## [Task statement]
In the records below, find each line containing the word "name" and copy it.

## [Extracted entries]
•••••

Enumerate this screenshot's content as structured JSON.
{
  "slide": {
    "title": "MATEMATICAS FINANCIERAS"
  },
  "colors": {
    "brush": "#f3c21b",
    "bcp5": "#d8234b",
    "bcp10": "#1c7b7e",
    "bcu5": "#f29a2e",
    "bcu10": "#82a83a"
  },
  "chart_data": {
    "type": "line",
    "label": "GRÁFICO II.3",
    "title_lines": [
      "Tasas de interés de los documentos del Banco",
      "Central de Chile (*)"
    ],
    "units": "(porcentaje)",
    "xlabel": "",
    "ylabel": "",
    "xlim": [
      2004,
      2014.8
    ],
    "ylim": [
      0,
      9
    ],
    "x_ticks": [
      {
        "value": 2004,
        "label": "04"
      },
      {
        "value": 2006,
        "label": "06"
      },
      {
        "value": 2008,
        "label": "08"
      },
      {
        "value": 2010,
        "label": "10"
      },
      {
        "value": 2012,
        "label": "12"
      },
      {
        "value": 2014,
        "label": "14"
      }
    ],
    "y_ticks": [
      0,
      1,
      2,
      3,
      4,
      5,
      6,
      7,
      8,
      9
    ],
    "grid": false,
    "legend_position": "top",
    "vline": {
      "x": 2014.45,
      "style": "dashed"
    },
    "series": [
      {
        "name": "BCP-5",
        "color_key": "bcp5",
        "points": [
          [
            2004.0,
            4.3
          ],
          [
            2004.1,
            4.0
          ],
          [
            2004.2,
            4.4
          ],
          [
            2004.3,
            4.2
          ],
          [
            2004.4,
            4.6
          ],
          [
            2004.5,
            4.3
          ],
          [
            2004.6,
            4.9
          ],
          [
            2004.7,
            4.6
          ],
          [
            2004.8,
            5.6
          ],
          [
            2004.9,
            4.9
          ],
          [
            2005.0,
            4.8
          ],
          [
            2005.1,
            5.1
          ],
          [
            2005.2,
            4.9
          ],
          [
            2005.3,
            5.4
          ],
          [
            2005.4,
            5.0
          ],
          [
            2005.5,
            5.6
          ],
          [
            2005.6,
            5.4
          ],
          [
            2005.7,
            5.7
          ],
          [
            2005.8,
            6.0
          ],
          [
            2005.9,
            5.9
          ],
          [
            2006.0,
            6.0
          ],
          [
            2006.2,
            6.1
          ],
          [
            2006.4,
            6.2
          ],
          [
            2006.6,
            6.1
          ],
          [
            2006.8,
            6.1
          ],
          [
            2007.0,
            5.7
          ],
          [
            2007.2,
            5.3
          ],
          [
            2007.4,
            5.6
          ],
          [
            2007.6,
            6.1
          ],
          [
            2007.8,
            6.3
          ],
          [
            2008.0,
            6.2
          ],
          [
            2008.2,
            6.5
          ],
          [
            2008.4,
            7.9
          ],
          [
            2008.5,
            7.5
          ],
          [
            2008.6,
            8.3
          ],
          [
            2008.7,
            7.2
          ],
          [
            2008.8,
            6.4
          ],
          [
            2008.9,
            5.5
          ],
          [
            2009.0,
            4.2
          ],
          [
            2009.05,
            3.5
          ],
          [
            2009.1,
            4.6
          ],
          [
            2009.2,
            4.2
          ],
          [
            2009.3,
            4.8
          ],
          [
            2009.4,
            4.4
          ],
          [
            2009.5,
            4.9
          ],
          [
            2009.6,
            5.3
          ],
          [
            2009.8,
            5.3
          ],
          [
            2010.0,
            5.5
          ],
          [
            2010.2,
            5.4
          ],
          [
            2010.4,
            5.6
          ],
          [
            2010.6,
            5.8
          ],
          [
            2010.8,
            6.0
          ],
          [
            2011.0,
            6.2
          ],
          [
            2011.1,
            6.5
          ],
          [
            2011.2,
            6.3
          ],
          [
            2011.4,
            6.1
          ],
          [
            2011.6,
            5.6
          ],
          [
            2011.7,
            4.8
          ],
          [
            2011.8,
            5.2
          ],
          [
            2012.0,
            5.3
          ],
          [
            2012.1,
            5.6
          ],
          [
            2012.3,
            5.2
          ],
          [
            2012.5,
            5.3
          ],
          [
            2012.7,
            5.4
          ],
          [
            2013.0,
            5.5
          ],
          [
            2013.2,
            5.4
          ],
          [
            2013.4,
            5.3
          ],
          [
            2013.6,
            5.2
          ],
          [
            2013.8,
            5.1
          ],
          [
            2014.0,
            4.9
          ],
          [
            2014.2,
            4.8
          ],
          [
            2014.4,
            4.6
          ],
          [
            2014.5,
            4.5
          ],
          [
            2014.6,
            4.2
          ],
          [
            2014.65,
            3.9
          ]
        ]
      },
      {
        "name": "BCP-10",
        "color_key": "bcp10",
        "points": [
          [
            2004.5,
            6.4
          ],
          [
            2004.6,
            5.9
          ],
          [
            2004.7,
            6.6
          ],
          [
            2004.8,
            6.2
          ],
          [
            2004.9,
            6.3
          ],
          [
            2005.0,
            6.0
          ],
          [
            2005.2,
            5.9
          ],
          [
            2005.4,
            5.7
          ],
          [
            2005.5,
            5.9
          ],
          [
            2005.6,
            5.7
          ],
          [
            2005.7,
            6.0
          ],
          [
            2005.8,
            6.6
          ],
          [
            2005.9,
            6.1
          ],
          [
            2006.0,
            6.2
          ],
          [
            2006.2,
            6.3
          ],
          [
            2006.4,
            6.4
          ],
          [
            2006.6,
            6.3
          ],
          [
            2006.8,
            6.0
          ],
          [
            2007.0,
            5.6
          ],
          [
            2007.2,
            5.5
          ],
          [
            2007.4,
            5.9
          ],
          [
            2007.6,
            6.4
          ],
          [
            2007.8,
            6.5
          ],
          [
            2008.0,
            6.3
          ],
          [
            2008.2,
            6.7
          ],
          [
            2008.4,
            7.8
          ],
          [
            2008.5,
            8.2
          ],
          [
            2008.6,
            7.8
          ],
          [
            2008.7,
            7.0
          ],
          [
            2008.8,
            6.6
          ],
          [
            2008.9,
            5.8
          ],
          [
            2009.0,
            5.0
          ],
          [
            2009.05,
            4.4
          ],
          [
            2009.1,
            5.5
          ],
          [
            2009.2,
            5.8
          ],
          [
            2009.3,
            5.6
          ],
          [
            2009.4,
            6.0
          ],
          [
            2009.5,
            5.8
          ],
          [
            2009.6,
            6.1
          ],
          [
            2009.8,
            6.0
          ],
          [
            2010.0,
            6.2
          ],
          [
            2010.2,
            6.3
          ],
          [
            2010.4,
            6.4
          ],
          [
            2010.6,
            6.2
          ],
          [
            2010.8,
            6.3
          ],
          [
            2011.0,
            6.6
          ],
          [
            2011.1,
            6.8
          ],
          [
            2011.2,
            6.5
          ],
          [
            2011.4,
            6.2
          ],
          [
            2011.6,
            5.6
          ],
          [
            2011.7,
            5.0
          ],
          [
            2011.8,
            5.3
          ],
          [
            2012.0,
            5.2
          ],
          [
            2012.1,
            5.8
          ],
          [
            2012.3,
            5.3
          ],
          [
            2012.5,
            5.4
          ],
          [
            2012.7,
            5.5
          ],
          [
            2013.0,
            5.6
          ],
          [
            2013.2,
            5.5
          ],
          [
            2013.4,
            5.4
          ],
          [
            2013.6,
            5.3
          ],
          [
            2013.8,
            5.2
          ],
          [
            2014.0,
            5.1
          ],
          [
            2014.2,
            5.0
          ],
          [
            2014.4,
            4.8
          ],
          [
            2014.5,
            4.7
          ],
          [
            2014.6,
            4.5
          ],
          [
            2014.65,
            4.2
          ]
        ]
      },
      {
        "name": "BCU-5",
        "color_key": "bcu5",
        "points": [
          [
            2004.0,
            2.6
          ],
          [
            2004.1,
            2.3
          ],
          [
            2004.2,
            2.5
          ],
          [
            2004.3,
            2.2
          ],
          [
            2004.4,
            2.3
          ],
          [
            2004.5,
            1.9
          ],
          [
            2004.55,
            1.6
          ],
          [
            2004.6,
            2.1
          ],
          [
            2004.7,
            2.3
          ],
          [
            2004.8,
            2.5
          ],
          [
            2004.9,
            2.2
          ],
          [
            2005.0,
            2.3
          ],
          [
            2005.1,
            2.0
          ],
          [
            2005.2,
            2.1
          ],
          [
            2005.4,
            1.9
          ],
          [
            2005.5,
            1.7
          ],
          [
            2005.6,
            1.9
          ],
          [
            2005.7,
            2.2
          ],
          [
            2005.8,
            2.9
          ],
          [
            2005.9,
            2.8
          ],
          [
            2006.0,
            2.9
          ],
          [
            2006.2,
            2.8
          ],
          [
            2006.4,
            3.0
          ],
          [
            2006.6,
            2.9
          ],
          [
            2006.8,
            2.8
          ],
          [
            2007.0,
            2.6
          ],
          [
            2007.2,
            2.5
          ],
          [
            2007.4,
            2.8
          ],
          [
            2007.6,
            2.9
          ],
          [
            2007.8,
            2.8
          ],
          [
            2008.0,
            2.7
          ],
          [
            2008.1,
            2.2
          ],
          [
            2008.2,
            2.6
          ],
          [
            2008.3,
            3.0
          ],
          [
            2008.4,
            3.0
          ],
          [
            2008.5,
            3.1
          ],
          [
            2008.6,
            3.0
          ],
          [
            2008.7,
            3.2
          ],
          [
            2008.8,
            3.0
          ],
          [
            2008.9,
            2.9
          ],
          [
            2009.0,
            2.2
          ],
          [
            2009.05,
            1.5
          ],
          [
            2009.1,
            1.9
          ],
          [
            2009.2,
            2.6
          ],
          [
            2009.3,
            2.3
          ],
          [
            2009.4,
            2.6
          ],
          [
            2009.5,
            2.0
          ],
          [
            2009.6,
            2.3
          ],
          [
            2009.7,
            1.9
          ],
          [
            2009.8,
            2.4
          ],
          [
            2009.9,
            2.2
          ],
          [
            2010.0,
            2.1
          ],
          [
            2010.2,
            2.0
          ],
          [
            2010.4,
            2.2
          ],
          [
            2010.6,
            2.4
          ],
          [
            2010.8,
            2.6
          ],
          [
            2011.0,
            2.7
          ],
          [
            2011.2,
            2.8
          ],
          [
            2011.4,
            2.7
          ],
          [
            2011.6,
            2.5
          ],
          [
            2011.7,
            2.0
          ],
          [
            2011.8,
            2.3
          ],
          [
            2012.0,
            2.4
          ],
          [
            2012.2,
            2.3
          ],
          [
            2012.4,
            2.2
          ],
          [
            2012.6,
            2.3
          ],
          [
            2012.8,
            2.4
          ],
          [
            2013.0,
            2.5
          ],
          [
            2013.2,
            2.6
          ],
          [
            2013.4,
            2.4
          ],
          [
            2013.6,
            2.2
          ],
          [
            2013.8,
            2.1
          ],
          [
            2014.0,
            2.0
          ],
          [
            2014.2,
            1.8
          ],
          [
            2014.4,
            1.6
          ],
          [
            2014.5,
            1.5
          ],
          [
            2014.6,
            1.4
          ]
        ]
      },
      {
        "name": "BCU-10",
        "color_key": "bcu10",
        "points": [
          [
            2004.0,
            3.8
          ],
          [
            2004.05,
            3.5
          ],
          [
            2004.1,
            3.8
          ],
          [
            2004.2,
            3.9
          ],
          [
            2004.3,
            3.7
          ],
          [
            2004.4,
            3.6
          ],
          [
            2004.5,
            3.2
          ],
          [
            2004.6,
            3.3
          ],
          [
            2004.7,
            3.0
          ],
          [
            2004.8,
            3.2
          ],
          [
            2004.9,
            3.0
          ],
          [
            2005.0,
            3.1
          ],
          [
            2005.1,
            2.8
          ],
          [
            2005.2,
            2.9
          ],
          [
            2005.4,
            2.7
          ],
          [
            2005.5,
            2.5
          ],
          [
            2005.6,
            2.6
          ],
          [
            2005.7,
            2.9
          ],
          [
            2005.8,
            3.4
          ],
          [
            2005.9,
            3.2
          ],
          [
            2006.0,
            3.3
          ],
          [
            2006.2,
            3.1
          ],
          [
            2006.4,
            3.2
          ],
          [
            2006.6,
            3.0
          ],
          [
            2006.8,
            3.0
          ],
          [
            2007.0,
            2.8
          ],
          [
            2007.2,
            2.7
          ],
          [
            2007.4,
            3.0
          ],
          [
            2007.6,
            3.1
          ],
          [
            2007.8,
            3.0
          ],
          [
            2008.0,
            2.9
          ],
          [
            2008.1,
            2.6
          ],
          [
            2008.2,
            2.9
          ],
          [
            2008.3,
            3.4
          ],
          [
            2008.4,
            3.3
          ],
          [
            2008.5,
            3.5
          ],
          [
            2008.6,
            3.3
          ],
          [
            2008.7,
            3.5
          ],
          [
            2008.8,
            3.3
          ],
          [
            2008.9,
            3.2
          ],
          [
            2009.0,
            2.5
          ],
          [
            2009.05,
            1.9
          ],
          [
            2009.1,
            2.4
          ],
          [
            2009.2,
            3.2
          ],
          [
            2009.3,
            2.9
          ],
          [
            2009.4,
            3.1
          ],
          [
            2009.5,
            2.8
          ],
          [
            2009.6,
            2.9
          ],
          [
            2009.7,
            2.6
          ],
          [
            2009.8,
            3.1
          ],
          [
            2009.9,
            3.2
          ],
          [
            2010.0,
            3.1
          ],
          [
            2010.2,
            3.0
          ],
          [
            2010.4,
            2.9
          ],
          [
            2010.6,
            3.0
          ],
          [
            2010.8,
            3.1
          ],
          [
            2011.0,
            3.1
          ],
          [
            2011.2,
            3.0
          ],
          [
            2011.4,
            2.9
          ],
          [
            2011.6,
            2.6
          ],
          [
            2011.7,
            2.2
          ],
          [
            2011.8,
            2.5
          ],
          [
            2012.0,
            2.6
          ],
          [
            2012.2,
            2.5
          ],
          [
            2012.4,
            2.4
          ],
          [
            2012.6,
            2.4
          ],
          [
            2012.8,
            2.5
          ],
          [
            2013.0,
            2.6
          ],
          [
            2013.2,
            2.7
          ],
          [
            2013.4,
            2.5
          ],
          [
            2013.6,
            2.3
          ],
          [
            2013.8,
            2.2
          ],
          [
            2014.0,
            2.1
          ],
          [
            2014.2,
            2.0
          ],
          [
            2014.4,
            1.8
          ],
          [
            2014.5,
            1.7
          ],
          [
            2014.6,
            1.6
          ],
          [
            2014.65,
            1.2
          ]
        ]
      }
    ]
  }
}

•••••

## [Response to the task]
        "name": "BCP-5",
        "name": "BCP-10",
        "name": "BCU-5",
        "name": "BCU-10",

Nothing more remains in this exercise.